Start of SOURCE
Tag Archives: lime

Black Bean and Avocado Lime Quinoa

I love simplicity on a weeknight. And though the plethora of ingredients in this recipe may lead you to believe that it’s complicated, it’s not! You cook the quinoa and simply stir everything else in. I’ve made this many times, and the add-in ingredients are flexible and can be adjusted depending on the state of your pantry. So while it’s delicious just as written below, have fun playing and substituting!

This dish can function as a side, but I love it as a main dish. And my love will remain unshaken.


(Serves 4)

1 cup quinoa
2 cups water
Juice and zest of 1 lime
1 tsp kosher salt
2 TBS olive oil
1 tsp black pepper
1 tsp sugar
1 small bunch cilantro
3-4 Roma tomatoes
1 15 oz can black beans, drained and rinsed
1 15 oz can corn
2 avocados
1 sprinkle lemon juice (for the avocado)
1 hard boiled egg
1 TBS melted butter
Optional: crumbled feta cheese

First: resist the urge to be overwhelmed. Yes, there appear to be a good many ingredients in that picture, but nothing complicated is happening with or to any of them. Take a deep breath and stick with me!
End of SOURCE
Start of STORED DATA
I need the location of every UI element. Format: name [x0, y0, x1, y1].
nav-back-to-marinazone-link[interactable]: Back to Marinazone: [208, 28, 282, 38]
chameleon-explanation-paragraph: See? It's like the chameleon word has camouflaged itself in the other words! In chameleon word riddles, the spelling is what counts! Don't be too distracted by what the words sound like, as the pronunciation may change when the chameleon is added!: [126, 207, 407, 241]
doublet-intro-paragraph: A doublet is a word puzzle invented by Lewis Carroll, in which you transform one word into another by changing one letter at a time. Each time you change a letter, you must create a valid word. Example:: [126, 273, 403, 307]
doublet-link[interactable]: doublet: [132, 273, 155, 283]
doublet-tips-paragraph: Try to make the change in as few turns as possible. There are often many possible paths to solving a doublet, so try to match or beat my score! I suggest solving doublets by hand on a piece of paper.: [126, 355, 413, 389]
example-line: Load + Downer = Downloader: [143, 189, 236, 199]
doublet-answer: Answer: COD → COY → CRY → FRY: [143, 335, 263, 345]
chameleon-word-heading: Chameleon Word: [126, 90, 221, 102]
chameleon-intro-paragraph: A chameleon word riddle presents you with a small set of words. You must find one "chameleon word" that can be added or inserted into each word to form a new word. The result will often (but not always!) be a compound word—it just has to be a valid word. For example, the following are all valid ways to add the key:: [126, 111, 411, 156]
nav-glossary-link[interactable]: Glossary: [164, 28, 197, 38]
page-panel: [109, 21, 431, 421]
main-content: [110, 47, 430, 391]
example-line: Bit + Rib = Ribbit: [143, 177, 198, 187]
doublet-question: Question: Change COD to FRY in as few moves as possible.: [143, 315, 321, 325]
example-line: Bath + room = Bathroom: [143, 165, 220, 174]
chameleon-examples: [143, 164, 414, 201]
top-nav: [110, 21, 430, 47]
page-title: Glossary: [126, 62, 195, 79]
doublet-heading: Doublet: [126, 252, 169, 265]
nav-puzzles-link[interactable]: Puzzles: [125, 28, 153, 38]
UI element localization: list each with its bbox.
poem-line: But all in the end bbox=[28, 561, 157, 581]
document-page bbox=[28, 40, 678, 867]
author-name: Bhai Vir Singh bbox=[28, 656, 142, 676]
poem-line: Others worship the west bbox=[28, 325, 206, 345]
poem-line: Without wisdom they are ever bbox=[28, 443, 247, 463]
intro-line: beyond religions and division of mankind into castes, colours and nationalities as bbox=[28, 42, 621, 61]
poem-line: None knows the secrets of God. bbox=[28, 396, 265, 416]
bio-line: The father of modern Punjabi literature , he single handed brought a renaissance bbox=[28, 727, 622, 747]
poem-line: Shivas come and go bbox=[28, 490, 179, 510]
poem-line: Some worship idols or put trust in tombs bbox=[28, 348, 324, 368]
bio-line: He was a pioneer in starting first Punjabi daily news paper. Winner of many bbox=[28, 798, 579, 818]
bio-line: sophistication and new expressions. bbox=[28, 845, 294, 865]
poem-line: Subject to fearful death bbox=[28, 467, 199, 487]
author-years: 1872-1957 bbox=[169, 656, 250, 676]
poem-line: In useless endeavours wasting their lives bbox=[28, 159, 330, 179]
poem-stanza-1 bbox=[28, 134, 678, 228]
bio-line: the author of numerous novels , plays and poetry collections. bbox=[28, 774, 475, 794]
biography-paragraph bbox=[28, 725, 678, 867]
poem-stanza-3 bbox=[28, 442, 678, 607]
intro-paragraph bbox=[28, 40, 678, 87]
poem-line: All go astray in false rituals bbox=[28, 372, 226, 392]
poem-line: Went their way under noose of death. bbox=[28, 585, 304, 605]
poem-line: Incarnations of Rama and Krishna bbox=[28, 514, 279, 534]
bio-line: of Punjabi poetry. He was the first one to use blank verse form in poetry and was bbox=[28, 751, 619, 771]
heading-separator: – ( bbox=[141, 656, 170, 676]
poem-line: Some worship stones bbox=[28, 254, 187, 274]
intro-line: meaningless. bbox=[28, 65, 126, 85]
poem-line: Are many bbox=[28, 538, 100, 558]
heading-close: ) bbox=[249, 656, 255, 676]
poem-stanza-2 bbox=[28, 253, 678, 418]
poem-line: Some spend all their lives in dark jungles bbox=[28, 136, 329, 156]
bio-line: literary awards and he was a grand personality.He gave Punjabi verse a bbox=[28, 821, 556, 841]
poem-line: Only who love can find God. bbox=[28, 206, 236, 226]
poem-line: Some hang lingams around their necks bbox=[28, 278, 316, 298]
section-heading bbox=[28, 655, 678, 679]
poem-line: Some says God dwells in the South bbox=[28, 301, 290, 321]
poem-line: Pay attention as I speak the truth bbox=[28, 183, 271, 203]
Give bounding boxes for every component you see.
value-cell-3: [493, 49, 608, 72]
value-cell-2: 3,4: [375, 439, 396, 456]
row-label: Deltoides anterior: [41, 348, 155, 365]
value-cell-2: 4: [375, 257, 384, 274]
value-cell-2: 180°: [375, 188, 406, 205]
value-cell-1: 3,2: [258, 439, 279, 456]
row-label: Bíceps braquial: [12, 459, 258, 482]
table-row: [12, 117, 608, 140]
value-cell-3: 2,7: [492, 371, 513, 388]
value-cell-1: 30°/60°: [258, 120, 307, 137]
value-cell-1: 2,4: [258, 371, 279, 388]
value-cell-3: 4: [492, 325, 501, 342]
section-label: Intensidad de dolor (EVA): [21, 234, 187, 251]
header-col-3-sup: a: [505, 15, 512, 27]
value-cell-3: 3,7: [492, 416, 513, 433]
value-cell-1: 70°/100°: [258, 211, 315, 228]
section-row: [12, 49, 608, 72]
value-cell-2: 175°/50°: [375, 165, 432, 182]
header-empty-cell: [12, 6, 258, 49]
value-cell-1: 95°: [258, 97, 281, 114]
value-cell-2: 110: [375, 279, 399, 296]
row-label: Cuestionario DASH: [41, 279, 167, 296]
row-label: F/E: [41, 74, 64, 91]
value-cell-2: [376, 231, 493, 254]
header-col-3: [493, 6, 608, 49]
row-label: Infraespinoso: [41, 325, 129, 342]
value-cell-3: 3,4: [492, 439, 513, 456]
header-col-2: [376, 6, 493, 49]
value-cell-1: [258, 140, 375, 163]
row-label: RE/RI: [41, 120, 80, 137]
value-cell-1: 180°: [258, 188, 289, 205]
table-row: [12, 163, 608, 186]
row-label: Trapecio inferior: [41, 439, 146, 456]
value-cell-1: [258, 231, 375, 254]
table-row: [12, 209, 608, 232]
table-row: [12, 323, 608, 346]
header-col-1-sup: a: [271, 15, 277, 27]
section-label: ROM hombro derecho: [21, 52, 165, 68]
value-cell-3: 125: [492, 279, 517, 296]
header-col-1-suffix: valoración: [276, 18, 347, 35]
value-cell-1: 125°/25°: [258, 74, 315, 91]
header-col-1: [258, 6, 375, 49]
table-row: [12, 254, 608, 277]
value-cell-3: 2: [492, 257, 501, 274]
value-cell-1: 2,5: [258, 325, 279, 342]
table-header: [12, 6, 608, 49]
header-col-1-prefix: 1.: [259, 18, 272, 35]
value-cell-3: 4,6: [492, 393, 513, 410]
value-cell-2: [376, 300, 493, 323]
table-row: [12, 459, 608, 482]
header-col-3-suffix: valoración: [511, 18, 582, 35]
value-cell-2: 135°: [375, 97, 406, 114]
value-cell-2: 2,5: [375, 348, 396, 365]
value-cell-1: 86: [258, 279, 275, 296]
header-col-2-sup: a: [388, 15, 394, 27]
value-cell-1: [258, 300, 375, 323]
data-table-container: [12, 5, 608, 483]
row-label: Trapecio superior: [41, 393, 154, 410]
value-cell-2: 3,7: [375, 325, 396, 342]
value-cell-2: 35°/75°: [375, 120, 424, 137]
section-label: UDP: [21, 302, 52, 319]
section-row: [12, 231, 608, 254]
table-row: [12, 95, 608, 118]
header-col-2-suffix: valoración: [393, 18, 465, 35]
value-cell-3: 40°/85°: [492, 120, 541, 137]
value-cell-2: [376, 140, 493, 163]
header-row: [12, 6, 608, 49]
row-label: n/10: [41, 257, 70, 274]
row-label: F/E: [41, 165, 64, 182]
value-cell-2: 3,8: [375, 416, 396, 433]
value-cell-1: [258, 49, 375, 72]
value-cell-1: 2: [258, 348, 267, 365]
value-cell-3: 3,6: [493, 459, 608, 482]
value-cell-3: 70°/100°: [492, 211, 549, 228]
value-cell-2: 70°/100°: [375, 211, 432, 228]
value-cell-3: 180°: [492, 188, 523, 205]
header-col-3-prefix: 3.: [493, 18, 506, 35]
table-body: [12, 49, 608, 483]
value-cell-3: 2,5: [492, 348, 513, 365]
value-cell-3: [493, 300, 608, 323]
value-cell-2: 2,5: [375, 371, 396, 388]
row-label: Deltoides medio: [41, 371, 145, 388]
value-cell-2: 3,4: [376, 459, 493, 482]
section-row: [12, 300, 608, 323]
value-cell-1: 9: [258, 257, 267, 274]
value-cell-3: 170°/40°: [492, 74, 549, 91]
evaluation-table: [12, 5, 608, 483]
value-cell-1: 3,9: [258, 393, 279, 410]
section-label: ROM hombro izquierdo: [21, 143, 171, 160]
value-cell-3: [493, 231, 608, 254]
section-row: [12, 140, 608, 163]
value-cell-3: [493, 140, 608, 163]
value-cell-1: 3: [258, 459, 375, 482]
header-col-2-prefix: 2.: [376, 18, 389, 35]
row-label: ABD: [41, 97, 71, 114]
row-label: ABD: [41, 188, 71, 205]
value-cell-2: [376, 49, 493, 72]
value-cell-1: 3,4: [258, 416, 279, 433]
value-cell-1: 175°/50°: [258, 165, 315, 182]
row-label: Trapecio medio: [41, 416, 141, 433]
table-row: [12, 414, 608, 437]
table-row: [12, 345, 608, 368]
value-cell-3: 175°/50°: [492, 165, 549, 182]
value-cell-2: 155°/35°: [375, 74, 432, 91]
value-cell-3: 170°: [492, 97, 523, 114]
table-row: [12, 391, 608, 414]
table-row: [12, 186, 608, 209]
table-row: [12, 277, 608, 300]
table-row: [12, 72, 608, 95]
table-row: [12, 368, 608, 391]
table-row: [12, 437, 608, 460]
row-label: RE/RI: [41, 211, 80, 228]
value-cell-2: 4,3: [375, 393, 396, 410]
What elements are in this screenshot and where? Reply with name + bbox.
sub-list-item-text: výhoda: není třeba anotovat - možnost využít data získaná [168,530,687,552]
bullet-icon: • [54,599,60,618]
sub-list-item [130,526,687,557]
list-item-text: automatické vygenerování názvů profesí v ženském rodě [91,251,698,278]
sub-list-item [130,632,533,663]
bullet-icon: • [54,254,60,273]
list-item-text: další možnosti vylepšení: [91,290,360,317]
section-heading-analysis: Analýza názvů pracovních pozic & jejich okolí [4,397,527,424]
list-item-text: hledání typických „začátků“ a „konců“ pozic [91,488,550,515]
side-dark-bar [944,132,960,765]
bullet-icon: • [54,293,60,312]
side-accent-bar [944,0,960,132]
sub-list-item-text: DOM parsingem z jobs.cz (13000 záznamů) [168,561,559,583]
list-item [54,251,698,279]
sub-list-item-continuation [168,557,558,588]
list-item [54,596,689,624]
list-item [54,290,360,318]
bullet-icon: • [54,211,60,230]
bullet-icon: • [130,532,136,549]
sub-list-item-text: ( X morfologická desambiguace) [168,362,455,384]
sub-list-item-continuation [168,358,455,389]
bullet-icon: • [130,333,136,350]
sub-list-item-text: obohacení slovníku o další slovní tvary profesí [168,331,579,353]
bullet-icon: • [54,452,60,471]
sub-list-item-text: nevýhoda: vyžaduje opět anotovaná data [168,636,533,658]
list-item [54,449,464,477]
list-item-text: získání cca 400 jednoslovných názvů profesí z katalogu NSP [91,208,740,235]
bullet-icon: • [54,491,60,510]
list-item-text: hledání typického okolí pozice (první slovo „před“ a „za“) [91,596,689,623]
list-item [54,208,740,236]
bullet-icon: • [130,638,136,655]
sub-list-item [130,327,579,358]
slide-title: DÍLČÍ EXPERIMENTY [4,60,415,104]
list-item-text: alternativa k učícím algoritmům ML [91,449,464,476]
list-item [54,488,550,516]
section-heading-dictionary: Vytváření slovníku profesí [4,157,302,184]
End of STORED DATA
_INSTRUCTIONS_:
1/ In the black bean and avocado lime quinoa recipe, list every ingredient measured in teaspoons.
2/ Quote the black bean and avocado lime quinoa recipe starting with "I love simplicity" and going on through "will remain unshaken.".

_PER-TASK ANSWERS_:
1/ Kosher salt, black pepper, sugar

2/
I love simplicity on a weeknight. And though the plethora of ingredients in this recipe may lead you to believe that it’s complicated, it’s not! You cook the quinoa and simply stir everything else in. I’ve made this many times, and the add-in ingredients are flexible and can be adjusted depending on the state of your pantry. So while it’s delicious just as written below, have fun playing and substituting!

This dish can function as a side, but I love it as a main dish. And my love will remain unshaken.